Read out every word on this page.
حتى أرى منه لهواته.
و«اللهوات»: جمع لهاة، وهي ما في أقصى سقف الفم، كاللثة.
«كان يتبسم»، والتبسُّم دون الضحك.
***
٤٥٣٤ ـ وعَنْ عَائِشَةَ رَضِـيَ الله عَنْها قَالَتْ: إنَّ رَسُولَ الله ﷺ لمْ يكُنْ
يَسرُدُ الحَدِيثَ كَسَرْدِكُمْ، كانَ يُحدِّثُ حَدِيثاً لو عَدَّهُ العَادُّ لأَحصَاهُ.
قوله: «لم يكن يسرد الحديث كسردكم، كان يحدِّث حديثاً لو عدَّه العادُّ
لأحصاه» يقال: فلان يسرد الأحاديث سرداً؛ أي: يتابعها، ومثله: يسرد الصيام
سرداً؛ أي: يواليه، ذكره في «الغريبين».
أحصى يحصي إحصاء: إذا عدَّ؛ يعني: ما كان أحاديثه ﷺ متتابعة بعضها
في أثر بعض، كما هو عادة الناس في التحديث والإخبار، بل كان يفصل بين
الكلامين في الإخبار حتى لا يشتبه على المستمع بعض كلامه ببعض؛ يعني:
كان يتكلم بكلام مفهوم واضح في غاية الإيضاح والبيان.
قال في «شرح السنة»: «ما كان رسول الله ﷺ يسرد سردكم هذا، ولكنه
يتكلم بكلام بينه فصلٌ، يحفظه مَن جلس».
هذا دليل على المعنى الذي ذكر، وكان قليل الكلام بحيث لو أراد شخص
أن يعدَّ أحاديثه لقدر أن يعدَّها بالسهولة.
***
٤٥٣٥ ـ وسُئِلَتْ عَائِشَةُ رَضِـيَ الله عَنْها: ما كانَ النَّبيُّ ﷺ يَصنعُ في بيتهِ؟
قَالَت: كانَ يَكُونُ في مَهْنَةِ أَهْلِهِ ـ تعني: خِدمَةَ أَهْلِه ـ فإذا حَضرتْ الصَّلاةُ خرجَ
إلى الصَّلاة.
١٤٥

################

▸ **EXERCISE DESCRIPTION**
Extract all of the data above without altering anything.

▸ **THE RESPONSE**
Read out every word on this page.
حتى أرى منه لهواته.
و«اللهوات»: جمع لهاة، وهي ما في أقصى سقف الفم، كاللثة.
«كان يتبسم»، والتبسُّم دون الضحك.
***
٤٥٣٤ ـ وعَنْ عَائِشَةَ رَضِـيَ الله عَنْها قَالَتْ: إنَّ رَسُولَ الله ﷺ لمْ يكُنْ
يَسرُدُ الحَدِيثَ كَسَرْدِكُمْ، كانَ يُحدِّثُ حَدِيثاً لو عَدَّهُ العَادُّ لأَحصَاهُ.
قوله: «لم يكن يسرد الحديث كسردكم، كان يحدِّث حديثاً لو عدَّه العادُّ
لأحصاه» يقال: فلان يسرد الأحاديث سرداً؛ أي: يتابعها، ومثله: يسرد الصيام
سرداً؛ أي: يواليه، ذكره في «الغريبين».
أحصى يحصي إحصاء: إذا عدَّ؛ يعني: ما كان أحاديثه ﷺ متتابعة بعضها
في أثر بعض، كما هو عادة الناس في التحديث والإخبار، بل كان يفصل بين
الكلامين في الإخبار حتى لا يشتبه على المستمع بعض كلامه ببعض؛ يعني:
كان يتكلم بكلام مفهوم واضح في غاية الإيضاح والبيان.
قال في «شرح السنة»: «ما كان رسول الله ﷺ يسرد سردكم هذا، ولكنه
يتكلم بكلام بينه فصلٌ، يحفظه مَن جلس».
هذا دليل على المعنى الذي ذكر، وكان قليل الكلام بحيث لو أراد شخص
أن يعدَّ أحاديثه لقدر أن يعدَّها بالسهولة.
***
٤٥٣٥ ـ وسُئِلَتْ عَائِشَةُ رَضِـيَ الله عَنْها: ما كانَ النَّبيُّ ﷺ يَصنعُ في بيتهِ؟
قَالَت: كانَ يَكُونُ في مَهْنَةِ أَهْلِهِ ـ تعني: خِدمَةَ أَهْلِه ـ فإذا حَضرتْ الصَّلاةُ خرجَ
إلى الصَّلاة.
١٤٥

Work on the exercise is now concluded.